WHAT YOU NEED TO DO: Gather up the lines with the word "this" in them.

RECORDS SHOWN:
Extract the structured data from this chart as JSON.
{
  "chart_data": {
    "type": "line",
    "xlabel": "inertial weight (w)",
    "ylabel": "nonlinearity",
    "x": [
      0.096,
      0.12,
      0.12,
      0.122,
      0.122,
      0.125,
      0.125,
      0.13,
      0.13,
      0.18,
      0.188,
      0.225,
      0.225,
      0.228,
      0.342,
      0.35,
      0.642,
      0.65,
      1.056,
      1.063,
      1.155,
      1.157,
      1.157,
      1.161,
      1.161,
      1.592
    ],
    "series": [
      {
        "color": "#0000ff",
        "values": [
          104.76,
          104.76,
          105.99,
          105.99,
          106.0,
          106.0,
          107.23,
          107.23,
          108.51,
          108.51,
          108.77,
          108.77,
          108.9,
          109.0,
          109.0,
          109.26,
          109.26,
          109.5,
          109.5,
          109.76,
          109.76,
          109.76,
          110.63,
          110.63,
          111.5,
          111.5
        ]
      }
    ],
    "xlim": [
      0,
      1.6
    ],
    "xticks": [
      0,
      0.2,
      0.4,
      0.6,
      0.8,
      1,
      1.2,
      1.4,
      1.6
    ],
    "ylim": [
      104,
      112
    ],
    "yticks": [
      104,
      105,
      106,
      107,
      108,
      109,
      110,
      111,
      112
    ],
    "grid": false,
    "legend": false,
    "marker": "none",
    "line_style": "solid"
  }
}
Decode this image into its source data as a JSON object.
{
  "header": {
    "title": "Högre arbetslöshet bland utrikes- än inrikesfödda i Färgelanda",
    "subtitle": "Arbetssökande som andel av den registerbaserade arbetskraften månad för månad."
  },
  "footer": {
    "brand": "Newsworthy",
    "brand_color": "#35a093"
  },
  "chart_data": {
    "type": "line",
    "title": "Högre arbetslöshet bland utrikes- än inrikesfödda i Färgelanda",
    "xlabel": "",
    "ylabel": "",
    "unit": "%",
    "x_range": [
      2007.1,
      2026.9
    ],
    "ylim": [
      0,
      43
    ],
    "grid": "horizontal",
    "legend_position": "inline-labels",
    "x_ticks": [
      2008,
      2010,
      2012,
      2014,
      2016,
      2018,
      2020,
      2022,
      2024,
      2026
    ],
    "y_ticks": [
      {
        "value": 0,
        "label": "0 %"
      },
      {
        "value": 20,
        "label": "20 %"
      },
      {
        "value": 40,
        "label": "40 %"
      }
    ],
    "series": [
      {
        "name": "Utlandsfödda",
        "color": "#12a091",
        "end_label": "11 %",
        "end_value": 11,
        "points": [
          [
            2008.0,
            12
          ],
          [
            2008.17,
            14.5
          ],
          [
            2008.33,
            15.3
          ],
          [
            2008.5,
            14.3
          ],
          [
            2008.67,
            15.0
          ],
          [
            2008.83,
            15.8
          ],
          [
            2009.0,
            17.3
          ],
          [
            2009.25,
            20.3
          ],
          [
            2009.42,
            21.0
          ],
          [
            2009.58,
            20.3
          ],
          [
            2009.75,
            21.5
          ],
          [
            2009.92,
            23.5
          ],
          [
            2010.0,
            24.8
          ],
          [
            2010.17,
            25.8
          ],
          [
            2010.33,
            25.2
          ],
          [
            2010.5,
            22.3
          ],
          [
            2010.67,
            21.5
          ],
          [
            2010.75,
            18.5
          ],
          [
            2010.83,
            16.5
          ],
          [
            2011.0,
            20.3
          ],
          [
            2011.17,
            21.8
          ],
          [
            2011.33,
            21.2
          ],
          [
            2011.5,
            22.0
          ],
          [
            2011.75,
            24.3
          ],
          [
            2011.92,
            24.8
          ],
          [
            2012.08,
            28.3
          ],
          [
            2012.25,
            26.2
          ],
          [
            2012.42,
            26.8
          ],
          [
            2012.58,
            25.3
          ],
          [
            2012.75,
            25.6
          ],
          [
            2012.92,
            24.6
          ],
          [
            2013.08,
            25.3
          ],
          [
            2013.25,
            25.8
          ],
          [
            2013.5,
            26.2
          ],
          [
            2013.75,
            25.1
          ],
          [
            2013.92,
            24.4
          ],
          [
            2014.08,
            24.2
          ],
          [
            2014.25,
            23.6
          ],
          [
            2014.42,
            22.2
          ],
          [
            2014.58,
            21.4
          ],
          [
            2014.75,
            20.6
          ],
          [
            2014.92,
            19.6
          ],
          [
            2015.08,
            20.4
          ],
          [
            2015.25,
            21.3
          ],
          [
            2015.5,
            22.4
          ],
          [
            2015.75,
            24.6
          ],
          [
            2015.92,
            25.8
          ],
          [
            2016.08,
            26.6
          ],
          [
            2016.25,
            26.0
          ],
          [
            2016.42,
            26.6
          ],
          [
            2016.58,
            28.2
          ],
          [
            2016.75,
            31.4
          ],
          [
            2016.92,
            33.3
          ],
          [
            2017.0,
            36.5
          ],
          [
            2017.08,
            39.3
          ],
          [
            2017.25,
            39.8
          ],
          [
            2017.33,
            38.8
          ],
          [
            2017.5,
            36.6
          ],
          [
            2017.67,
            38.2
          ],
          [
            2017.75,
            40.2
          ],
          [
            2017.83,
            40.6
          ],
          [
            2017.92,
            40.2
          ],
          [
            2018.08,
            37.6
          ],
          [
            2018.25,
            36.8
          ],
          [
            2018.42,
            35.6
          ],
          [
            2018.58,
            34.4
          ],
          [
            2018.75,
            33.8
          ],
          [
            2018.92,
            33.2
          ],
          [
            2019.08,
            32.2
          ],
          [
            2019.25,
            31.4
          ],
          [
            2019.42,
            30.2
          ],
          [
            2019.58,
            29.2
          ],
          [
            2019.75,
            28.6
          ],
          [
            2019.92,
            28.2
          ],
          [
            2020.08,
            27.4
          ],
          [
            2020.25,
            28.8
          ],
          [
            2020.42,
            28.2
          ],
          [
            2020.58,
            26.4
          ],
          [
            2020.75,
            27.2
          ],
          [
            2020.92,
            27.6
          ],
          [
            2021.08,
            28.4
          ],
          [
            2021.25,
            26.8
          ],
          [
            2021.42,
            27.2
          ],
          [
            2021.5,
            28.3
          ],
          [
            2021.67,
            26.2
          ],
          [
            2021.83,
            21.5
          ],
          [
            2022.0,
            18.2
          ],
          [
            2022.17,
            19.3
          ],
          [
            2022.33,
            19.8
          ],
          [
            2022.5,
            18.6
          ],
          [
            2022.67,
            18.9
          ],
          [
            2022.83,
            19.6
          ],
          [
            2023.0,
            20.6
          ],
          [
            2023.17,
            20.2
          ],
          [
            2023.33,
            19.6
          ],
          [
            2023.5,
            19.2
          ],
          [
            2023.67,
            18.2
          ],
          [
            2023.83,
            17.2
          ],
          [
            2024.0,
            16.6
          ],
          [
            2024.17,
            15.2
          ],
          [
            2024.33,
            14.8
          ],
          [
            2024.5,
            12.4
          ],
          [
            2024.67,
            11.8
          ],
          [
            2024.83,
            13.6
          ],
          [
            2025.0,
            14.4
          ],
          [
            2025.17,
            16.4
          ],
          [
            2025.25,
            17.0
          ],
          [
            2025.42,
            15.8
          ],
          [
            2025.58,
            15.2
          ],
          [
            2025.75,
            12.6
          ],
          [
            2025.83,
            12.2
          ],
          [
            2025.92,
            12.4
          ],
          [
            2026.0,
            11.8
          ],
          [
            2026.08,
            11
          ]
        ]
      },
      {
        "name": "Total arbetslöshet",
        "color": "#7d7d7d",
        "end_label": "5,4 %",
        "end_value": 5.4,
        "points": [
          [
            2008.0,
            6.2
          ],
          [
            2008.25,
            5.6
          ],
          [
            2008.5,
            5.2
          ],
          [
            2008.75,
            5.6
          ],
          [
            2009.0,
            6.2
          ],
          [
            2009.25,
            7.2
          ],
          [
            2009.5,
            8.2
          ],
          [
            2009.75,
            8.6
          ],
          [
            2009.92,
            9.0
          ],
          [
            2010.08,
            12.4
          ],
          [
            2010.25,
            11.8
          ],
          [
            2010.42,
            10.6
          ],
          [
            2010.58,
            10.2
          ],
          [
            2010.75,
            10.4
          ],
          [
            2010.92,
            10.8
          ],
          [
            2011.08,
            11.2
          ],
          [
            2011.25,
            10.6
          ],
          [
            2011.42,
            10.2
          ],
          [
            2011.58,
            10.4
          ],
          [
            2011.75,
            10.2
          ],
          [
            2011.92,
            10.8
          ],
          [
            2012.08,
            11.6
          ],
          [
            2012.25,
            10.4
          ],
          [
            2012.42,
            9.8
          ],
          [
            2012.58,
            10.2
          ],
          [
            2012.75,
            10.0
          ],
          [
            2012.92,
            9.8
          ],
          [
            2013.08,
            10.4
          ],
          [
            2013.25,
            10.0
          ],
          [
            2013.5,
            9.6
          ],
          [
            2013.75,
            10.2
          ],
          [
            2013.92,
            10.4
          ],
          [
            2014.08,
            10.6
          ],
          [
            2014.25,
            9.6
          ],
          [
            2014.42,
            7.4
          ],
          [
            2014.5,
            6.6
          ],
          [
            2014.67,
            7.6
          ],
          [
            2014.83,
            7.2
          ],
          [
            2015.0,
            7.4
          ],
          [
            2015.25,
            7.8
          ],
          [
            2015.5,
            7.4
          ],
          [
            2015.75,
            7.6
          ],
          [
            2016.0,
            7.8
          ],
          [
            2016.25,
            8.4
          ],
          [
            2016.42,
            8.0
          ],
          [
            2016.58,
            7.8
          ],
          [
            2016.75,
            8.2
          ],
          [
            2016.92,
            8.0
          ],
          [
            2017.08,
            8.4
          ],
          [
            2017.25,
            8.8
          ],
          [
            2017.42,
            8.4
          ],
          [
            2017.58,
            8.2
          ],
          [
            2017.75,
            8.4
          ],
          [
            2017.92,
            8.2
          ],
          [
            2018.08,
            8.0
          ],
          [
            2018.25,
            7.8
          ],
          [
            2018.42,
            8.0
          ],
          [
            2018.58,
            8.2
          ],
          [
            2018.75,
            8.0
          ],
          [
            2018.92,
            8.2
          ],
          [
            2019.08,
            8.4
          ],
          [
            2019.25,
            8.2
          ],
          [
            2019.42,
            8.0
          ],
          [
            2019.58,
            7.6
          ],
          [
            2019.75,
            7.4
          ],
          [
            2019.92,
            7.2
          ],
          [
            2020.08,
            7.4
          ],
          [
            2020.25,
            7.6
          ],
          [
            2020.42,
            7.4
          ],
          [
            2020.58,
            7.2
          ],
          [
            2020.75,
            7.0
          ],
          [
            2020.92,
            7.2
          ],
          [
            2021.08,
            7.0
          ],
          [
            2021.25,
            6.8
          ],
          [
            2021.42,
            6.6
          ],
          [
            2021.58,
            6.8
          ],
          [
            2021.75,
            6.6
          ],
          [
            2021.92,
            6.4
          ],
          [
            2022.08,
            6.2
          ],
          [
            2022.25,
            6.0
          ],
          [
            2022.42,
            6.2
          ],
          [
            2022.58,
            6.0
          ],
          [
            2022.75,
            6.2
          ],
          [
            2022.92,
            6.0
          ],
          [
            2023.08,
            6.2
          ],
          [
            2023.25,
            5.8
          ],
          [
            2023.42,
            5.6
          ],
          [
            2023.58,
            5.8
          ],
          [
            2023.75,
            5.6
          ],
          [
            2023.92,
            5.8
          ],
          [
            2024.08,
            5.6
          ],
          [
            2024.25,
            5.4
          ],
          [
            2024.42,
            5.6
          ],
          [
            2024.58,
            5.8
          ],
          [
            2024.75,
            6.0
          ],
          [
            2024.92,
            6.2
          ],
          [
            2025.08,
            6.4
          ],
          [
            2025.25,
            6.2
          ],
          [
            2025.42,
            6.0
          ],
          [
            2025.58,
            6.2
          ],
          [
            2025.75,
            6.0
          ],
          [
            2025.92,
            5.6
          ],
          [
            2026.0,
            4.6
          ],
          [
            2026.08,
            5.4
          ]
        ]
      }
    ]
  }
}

WRITTEN REPLY:
Extract the structured data from this chart as JSON.
Decode this image into its source data as a JSON object.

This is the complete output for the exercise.